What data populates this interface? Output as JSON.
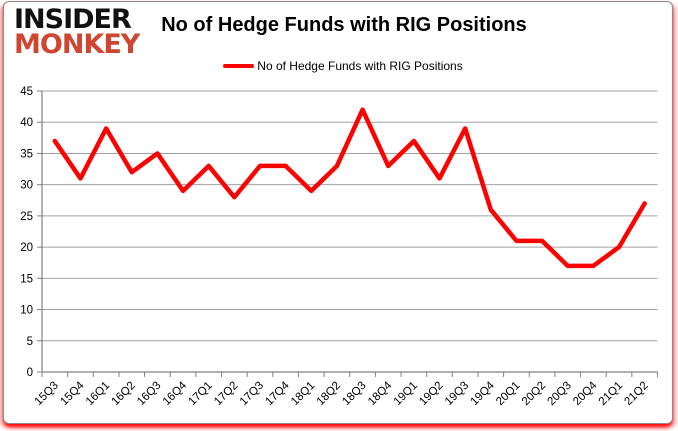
{
  "brand": {
    "logo_line1": "INSIDER",
    "logo_line2": "MONKEY",
    "logo_color_top": "#111111",
    "logo_color_bottom": "#d0452f"
  },
  "header": {
    "title": "No of Hedge Funds with RIG Positions"
  },
  "legend": {
    "label": "No of Hedge Funds with RIG Positions",
    "swatch_color": "#ff0000"
  },
  "chart_data": {
    "type": "line",
    "title": "No of Hedge Funds with RIG Positions",
    "categories": [
      "15Q3",
      "15Q4",
      "16Q1",
      "16Q2",
      "16Q3",
      "16Q4",
      "17Q1",
      "17Q2",
      "17Q3",
      "17Q4",
      "18Q1",
      "18Q2",
      "18Q3",
      "18Q4",
      "19Q1",
      "19Q2",
      "19Q3",
      "19Q4",
      "20Q1",
      "20Q2",
      "20Q3",
      "20Q4",
      "21Q1",
      "21Q2"
    ],
    "series": [
      {
        "name": "No of Hedge Funds with RIG Positions",
        "color": "#ff0000",
        "values": [
          37,
          31,
          39,
          32,
          35,
          29,
          33,
          28,
          33,
          33,
          29,
          33,
          42,
          33,
          37,
          31,
          39,
          26,
          21,
          21,
          17,
          17,
          20,
          27
        ]
      }
    ],
    "xlabel": "",
    "ylabel": "",
    "ylim": [
      0,
      45
    ],
    "ytick_step": 5,
    "yticks": [
      0,
      5,
      10,
      15,
      20,
      25,
      30,
      35,
      40,
      45
    ],
    "grid": true,
    "grid_color": "#a0a0a0",
    "axis_color": "#808080",
    "legend_position": "top",
    "x_label_rotation": -45
  }
}
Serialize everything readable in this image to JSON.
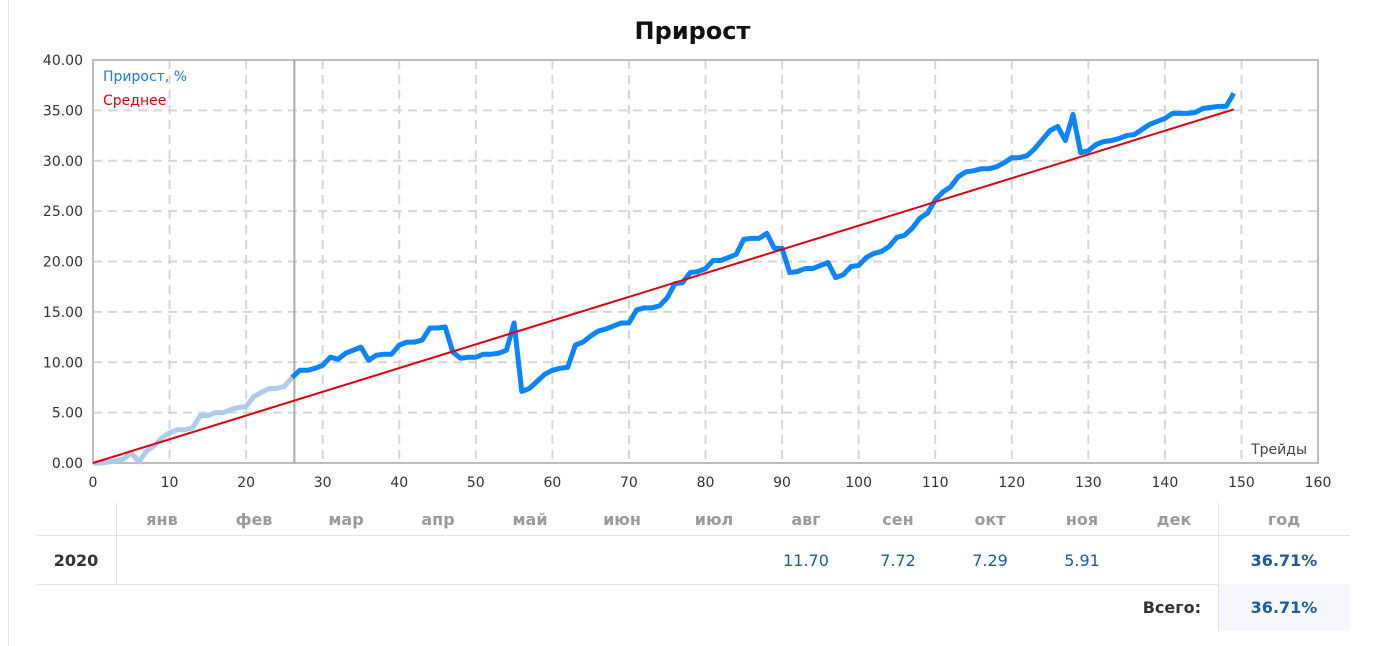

SET PROBLEM:
Leave the pictures out and write out every entry exactly as given.

SOLVED EXERCISE:
What data populates this interface? Output as JSON.
{
  "brand": {
    "logo_line1": "INSIDER",
    "logo_line2": "MONKEY",
    "logo_color_top": "#111111",
    "logo_color_bottom": "#d0452f"
  },
  "header": {
    "title": "No of Hedge Funds with RIG Positions"
  },
  "legend": {
    "label": "No of Hedge Funds with RIG Positions",
    "swatch_color": "#ff0000"
  },
  "chart_data": {
    "type": "line",
    "title": "No of Hedge Funds with RIG Positions",
    "categories": [
      "15Q3",
      "15Q4",
      "16Q1",
      "16Q2",
      "16Q3",
      "16Q4",
      "17Q1",
      "17Q2",
      "17Q3",
      "17Q4",
      "18Q1",
      "18Q2",
      "18Q3",
      "18Q4",
      "19Q1",
      "19Q2",
      "19Q3",
      "19Q4",
      "20Q1",
      "20Q2",
      "20Q3",
      "20Q4",
      "21Q1",
      "21Q2"
    ],
    "series": [
      {
        "name": "No of Hedge Funds with RIG Positions",
        "color": "#ff0000",
        "values": [
          37,
          31,
          39,
          32,
          35,
          29,
          33,
          28,
          33,
          33,
          29,
          33,
          42,
          33,
          37,
          31,
          39,
          26,
          21,
          21,
          17,
          17,
          20,
          27
        ]
      }
    ],
    "xlabel": "",
    "ylabel": "",
    "ylim": [
      0,
      45
    ],
    "ytick_step": 5,
    "yticks": [
      0,
      5,
      10,
      15,
      20,
      25,
      30,
      35,
      40,
      45
    ],
    "grid": true,
    "grid_color": "#a0a0a0",
    "axis_color": "#808080",
    "legend_position": "top",
    "x_label_rotation": -45
  }
}
Serialize everything readable in this image to JSON.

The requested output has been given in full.